**Task to complete:**
In the records below, find each line containing the word "Hispanic" and copy it.

****

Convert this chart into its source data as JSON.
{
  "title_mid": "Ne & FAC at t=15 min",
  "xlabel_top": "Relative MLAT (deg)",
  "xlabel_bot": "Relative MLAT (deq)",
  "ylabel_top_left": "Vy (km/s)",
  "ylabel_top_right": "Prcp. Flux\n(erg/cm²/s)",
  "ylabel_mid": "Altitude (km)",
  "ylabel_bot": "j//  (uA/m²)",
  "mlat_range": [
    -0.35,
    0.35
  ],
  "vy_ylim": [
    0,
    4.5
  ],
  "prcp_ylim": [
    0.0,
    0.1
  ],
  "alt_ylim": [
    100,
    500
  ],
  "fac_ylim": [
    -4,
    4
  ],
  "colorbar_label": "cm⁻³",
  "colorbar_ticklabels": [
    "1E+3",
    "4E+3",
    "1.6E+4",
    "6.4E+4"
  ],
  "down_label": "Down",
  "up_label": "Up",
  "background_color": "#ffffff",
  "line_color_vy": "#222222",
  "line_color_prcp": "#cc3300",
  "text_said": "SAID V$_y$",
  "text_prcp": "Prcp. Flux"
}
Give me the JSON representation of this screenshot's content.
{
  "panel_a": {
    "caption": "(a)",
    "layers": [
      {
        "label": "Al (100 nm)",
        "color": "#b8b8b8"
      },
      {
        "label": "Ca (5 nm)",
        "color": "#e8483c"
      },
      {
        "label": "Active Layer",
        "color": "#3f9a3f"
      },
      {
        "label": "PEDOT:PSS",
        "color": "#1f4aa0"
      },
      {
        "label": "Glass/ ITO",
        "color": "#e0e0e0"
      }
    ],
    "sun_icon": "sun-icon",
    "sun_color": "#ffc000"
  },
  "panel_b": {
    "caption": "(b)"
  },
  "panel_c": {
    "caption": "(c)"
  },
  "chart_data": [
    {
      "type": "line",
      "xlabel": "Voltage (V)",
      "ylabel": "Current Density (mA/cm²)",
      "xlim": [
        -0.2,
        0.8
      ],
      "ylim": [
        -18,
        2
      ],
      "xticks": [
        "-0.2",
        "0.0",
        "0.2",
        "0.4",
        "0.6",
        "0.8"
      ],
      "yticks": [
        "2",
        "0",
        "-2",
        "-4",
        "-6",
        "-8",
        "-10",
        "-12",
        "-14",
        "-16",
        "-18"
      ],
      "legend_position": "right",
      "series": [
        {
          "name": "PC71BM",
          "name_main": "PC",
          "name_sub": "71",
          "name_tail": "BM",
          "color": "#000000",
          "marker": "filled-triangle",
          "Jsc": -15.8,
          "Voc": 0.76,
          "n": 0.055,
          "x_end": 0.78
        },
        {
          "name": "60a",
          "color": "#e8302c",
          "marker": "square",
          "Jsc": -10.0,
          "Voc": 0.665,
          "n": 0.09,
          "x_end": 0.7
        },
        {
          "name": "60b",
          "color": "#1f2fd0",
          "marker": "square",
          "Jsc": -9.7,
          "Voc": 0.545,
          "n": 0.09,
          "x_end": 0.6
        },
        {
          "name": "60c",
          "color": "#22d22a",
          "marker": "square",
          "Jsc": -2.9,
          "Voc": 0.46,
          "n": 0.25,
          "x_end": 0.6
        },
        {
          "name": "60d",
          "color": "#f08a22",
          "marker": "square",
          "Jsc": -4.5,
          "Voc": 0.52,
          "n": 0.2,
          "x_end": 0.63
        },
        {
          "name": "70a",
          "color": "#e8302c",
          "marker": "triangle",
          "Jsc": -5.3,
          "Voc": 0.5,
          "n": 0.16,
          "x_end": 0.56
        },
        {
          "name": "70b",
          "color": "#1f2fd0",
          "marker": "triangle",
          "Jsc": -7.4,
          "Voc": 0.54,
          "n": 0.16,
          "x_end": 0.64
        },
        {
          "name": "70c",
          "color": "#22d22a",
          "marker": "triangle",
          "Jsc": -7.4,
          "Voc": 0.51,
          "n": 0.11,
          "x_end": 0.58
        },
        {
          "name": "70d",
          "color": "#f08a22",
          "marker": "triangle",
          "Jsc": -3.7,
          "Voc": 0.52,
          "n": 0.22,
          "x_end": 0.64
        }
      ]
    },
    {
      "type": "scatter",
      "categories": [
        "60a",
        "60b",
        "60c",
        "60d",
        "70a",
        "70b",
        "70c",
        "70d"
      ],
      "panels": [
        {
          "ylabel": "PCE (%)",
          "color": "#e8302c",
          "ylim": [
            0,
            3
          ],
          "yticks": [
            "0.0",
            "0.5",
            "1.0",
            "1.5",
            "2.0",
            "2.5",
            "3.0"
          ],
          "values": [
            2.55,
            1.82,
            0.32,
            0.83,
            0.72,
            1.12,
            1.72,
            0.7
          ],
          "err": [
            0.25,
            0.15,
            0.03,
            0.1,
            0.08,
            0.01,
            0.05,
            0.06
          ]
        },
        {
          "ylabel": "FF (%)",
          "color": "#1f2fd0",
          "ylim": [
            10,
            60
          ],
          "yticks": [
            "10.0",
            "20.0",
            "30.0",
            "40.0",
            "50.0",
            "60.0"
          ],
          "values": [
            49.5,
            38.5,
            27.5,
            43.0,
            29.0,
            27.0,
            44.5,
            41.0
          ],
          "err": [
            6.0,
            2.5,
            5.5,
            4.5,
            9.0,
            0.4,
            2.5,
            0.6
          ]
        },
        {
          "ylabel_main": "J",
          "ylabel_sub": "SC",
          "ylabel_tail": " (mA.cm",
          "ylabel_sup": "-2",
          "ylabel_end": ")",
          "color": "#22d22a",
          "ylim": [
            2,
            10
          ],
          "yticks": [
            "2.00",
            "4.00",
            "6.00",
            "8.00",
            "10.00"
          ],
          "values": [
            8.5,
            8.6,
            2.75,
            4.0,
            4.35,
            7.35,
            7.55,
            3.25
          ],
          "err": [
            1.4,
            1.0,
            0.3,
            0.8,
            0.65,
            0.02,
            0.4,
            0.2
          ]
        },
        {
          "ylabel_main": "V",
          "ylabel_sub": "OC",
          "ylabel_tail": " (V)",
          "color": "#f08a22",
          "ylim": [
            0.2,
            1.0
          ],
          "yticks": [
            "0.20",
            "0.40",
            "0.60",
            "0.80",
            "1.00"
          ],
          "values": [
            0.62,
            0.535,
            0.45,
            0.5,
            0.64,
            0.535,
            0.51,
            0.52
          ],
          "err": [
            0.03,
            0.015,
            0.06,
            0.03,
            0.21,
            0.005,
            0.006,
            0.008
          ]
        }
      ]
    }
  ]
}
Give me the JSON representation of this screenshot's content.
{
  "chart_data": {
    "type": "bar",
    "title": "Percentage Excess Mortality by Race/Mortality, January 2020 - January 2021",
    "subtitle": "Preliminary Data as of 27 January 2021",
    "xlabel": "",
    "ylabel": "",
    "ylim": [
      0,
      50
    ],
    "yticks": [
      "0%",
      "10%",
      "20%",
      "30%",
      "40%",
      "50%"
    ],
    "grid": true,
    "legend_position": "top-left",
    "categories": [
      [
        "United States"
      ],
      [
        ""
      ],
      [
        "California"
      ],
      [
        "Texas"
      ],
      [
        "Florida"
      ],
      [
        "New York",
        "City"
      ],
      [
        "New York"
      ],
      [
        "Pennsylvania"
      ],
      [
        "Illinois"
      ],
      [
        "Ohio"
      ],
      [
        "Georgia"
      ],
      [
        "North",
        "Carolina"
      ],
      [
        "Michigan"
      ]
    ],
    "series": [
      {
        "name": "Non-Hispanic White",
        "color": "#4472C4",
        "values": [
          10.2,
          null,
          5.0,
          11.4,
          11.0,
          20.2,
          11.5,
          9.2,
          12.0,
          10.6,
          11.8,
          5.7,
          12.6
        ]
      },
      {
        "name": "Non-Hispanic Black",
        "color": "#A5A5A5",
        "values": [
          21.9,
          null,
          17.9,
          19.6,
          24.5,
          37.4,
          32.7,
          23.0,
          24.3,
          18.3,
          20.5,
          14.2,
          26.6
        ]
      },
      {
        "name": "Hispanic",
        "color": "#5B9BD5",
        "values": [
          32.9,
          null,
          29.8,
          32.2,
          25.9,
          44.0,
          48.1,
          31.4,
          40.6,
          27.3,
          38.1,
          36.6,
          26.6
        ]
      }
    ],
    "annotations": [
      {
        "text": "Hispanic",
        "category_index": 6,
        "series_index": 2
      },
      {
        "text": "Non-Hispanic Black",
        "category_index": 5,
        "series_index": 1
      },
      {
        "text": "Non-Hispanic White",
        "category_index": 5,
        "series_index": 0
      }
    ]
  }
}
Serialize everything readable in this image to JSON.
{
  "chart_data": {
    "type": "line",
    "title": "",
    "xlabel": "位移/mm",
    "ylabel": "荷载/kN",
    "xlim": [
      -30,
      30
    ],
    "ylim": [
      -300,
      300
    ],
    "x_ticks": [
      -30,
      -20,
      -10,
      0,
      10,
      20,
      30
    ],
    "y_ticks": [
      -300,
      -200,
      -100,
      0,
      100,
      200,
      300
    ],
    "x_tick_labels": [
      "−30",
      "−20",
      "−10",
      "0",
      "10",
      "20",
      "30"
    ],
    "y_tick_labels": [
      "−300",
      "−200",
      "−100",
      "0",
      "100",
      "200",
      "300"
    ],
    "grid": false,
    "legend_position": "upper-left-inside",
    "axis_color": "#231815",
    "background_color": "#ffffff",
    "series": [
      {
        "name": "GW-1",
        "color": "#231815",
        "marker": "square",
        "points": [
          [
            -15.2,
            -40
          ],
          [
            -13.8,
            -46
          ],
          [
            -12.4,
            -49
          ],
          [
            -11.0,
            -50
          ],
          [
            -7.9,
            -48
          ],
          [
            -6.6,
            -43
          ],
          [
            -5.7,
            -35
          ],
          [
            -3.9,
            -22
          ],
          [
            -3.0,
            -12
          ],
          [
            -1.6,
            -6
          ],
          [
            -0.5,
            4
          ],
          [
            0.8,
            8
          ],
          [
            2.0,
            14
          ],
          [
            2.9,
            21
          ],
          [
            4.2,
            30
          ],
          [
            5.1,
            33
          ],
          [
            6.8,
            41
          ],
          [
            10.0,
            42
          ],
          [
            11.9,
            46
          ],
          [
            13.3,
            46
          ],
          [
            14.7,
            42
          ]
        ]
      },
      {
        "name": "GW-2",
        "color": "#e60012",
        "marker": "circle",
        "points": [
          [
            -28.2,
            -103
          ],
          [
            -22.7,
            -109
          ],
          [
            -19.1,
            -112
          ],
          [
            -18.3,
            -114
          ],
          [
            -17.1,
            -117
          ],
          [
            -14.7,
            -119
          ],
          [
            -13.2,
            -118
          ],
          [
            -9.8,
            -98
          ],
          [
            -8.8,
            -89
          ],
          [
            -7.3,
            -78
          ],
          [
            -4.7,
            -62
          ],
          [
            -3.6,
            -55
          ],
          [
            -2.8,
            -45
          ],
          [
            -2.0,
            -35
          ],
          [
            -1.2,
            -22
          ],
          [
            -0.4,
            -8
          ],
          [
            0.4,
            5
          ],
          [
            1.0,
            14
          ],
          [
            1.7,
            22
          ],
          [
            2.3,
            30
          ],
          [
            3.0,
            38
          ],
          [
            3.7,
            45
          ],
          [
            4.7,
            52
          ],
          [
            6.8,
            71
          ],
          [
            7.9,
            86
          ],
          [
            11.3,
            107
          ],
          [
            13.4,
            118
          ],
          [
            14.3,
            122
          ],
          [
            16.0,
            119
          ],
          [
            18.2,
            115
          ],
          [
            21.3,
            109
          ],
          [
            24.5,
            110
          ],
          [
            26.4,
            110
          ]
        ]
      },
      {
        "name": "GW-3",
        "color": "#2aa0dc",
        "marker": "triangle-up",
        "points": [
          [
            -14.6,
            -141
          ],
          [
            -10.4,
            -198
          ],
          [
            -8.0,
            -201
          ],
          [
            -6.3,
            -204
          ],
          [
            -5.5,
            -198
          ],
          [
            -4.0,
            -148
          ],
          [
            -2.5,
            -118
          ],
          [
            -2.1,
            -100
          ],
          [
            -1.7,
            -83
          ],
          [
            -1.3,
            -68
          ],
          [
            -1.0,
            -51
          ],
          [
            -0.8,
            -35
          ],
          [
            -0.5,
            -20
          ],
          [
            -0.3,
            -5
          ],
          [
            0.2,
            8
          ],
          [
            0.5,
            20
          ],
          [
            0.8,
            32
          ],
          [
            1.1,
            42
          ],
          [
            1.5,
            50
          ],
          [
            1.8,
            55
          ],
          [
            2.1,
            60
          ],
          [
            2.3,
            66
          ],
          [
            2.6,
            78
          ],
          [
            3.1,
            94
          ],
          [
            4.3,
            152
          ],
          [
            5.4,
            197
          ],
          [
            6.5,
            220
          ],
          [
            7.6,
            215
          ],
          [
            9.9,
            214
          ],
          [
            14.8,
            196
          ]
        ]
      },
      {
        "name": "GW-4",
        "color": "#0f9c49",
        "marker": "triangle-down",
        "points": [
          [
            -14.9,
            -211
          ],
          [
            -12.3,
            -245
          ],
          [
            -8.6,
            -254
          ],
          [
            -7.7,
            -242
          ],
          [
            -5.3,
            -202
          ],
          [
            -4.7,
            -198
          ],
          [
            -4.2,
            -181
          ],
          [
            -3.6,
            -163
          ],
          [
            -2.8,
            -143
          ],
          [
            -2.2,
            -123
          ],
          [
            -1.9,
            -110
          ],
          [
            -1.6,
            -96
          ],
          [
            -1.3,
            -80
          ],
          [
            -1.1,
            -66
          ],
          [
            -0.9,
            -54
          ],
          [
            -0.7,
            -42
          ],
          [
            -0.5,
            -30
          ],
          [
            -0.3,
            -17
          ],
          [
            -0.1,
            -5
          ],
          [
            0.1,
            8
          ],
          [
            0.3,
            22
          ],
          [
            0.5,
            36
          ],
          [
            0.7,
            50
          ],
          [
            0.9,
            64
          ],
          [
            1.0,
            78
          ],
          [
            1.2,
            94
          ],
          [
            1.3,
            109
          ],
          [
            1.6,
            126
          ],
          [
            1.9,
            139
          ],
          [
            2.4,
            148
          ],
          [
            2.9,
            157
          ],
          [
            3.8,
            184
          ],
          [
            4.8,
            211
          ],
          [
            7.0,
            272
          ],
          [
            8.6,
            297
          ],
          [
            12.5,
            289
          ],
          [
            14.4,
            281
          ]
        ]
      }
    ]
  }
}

****

**Full answer:**
        "name": "Non-Hispanic White",
        "name": "Non-Hispanic Black",
        "name": "Hispanic",
        "text": "Hispanic",
        "text": "Non-Hispanic Black",
        "text": "Non-Hispanic White",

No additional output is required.